#### [What is being asked]
In the listing below, count each line containing "title" and answer with the count only.

#### [Extracted data]
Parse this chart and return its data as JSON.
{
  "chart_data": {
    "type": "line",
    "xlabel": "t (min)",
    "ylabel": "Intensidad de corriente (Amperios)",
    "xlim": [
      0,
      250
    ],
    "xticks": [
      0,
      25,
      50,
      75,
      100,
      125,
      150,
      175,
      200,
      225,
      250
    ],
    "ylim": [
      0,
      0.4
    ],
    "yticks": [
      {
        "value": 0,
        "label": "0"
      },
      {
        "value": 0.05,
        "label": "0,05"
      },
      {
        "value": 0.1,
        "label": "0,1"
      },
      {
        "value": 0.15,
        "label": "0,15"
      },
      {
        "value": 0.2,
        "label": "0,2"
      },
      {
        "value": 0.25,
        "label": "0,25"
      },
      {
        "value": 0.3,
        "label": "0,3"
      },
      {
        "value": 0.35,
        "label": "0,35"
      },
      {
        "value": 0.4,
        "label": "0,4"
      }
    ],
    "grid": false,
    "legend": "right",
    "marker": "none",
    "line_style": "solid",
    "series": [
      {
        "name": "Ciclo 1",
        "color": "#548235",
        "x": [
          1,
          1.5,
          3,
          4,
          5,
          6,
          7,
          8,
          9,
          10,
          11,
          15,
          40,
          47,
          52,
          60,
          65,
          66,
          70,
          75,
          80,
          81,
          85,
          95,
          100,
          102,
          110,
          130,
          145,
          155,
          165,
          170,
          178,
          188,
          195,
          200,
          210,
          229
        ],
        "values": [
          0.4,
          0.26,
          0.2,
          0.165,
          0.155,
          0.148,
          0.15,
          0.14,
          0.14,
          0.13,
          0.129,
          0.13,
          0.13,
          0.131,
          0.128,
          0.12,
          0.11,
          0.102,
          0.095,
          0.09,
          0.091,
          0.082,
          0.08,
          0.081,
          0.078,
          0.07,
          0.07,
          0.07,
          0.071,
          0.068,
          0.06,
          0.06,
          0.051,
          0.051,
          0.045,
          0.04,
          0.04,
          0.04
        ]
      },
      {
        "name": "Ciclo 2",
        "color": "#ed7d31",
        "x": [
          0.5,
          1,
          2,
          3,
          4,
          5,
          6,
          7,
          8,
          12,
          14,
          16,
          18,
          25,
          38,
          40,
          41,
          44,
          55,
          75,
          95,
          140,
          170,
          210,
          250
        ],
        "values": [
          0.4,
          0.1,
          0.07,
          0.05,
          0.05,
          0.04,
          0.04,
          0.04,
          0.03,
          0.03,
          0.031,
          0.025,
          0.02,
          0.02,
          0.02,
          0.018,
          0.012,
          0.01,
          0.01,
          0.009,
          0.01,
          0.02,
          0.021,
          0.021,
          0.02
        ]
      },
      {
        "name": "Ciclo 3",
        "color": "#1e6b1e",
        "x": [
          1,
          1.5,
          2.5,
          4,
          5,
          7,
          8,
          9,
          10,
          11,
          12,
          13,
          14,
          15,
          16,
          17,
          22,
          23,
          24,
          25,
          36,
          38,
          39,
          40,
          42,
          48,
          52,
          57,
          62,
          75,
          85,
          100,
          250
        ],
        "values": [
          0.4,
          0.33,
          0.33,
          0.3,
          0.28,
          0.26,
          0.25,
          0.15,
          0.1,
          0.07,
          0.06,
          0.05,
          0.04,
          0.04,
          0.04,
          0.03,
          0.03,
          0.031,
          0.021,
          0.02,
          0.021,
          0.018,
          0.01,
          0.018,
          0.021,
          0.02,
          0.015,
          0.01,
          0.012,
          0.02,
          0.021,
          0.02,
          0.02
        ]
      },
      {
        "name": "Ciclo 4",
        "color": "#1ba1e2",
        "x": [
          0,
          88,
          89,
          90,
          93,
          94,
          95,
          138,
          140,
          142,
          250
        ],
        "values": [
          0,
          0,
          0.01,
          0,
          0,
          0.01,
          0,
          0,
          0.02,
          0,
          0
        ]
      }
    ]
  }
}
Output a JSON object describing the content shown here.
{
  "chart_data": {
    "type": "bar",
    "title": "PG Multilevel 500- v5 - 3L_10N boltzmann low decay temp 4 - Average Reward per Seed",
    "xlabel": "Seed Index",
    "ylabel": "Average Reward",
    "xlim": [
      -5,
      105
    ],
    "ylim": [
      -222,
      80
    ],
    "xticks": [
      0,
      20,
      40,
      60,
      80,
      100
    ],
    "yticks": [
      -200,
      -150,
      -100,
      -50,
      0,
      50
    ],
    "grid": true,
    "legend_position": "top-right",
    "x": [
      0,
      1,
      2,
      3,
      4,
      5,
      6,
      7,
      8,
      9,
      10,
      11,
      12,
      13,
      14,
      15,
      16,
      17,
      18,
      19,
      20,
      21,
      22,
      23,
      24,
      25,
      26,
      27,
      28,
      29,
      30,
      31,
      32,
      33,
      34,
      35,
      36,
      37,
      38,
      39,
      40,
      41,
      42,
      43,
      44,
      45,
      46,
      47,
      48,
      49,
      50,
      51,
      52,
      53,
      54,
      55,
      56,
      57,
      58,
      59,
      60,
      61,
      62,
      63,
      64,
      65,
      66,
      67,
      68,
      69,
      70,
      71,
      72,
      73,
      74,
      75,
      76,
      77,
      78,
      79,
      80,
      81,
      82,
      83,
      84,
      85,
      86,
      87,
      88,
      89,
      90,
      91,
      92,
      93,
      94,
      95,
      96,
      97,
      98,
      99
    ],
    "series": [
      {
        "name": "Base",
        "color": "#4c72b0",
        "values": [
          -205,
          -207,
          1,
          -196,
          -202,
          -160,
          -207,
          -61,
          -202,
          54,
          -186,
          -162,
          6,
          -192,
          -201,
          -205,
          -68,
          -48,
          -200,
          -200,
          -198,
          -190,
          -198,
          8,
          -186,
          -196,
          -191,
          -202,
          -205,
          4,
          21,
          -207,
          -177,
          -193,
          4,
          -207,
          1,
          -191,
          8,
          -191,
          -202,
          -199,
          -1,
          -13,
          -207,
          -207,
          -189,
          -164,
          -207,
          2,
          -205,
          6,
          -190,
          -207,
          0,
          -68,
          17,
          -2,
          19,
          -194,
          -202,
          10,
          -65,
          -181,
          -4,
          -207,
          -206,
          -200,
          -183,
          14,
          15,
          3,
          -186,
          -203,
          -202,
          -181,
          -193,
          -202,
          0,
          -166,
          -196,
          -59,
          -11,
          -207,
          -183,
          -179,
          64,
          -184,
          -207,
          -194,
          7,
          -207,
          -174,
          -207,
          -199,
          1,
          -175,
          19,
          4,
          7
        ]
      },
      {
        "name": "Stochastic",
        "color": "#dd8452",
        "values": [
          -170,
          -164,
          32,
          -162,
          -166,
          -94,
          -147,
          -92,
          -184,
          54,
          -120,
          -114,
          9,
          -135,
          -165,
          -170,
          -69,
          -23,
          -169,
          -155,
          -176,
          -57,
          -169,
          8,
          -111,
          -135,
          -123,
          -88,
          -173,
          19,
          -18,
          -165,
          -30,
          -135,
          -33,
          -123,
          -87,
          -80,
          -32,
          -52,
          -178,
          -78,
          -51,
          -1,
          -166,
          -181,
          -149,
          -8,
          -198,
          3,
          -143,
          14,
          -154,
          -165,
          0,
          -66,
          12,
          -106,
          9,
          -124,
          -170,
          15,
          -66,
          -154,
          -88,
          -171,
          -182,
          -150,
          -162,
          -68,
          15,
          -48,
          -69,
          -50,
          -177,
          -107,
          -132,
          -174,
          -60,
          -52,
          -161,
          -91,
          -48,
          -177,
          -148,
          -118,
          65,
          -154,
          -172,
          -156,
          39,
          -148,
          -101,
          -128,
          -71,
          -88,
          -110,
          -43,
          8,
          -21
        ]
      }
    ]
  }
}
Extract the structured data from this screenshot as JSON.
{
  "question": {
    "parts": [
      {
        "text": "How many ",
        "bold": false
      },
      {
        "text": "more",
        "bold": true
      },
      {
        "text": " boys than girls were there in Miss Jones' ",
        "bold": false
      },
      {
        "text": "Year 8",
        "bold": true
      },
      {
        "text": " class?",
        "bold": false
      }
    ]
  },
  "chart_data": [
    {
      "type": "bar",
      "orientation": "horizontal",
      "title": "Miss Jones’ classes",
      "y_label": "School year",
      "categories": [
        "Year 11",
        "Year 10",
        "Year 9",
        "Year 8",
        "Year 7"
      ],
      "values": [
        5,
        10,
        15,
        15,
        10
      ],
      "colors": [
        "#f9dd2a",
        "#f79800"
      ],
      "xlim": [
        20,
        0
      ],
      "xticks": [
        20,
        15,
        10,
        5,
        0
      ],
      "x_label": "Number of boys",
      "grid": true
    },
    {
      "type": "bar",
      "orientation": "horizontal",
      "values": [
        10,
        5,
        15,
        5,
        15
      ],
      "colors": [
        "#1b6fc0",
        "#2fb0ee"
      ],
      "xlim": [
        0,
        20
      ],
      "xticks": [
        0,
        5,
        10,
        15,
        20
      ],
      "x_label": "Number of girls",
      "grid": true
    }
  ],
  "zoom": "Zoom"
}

#### [Worked solution]
2